Exercise objective: Return the number of lines holding "Disk", with nothing added.

Material provided:
——————————
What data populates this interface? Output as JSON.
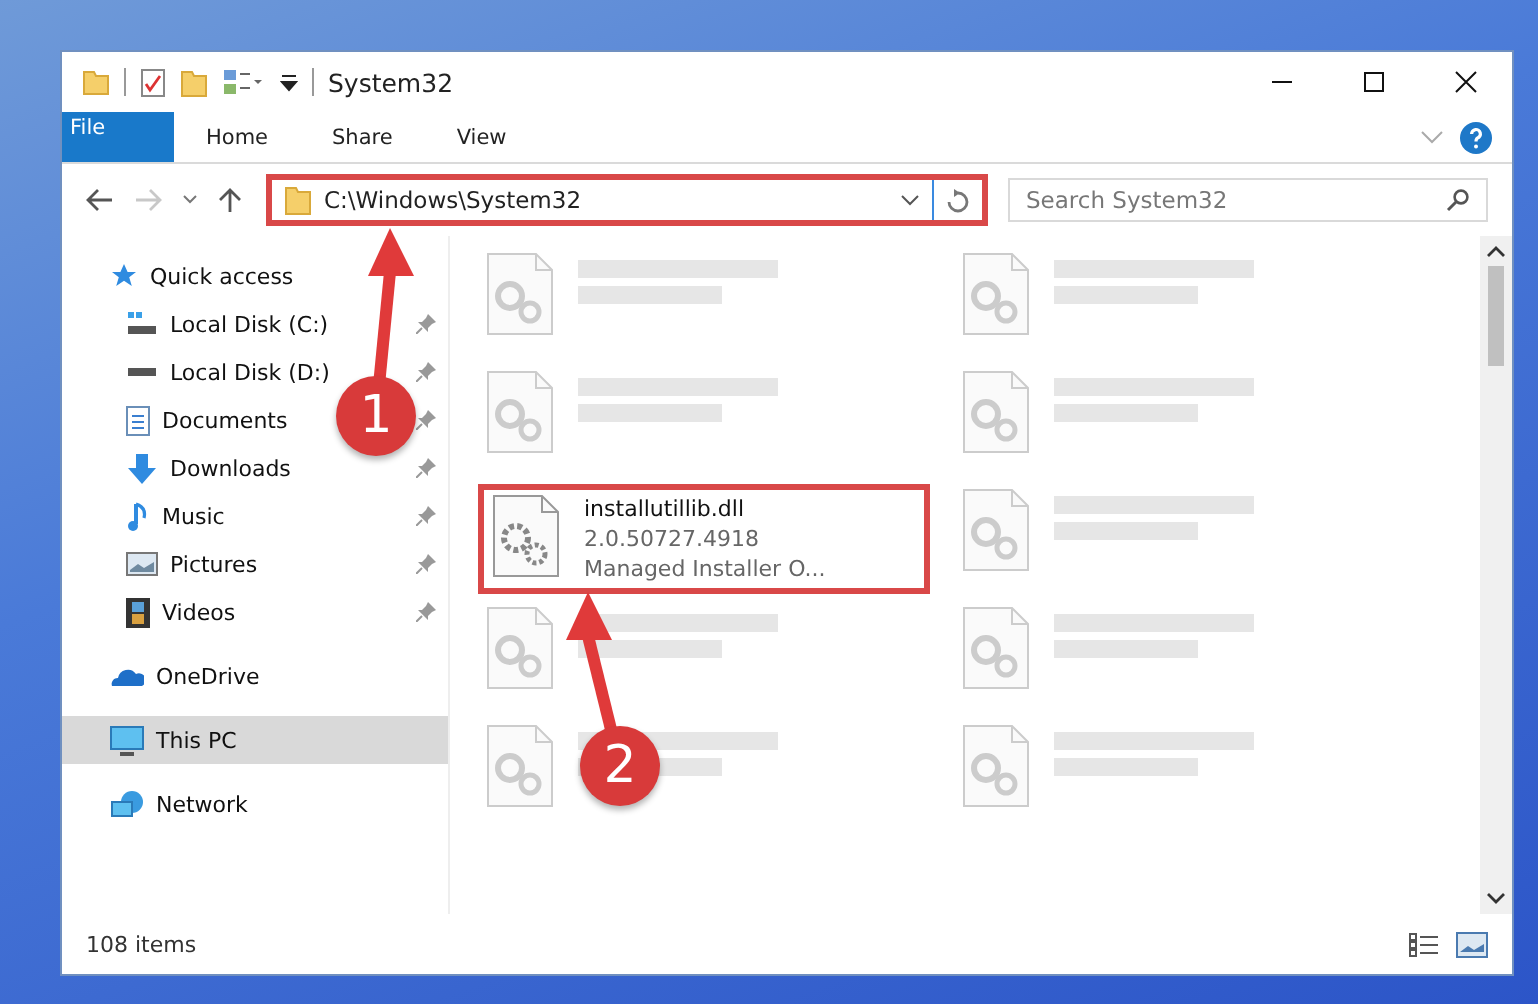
{
  "window": {
    "title": "System32"
  },
  "ribbon_tabs": [
    {
      "label": "File",
      "kind": "file"
    },
    {
      "label": "Home",
      "kind": "tab"
    },
    {
      "label": "Share",
      "kind": "tab"
    },
    {
      "label": "View",
      "kind": "tab"
    }
  ],
  "address": {
    "path": "C:\\Windows\\System32",
    "highlighted": true
  },
  "search": {
    "placeholder": "Search System32"
  },
  "sidebar": {
    "items": [
      {
        "label": "Quick access",
        "selected": false,
        "children": [
          {
            "label": "Local Disk (C:)",
            "pinned": true,
            "selected": false
          },
          {
            "label": "Local Disk (D:)",
            "pinned": true,
            "selected": false
          },
          {
            "label": "Documents",
            "pinned": true,
            "selected": false
          },
          {
            "label": "Downloads",
            "pinned": true,
            "selected": false
          },
          {
            "label": "Music",
            "pinned": true,
            "selected": false
          },
          {
            "label": "Pictures",
            "pinned": true,
            "selected": false
          },
          {
            "label": "Videos",
            "pinned": true,
            "selected": false
          }
        ]
      },
      {
        "label": "OneDrive",
        "selected": false
      },
      {
        "label": "This PC",
        "selected": true
      },
      {
        "label": "Network",
        "selected": false
      }
    ]
  },
  "files": [
    {
      "kind": "blurred"
    },
    {
      "kind": "blurred"
    },
    {
      "kind": "blurred"
    },
    {
      "kind": "blurred"
    },
    {
      "kind": "file",
      "name": "installutillib.dll",
      "line_2": "2.0.50727.4918",
      "line_3": "Managed Installer O...",
      "highlighted": true
    },
    {
      "kind": "blurred"
    },
    {
      "kind": "blurred"
    },
    {
      "kind": "blurred"
    },
    {
      "kind": "blurred"
    },
    {
      "kind": "blurred"
    }
  ],
  "status_bar": {
    "count": "108 items"
  },
  "annotations": [
    {
      "number": "1"
    },
    {
      "number": "2"
    }
  ]
}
——————————
Exercise answer: 2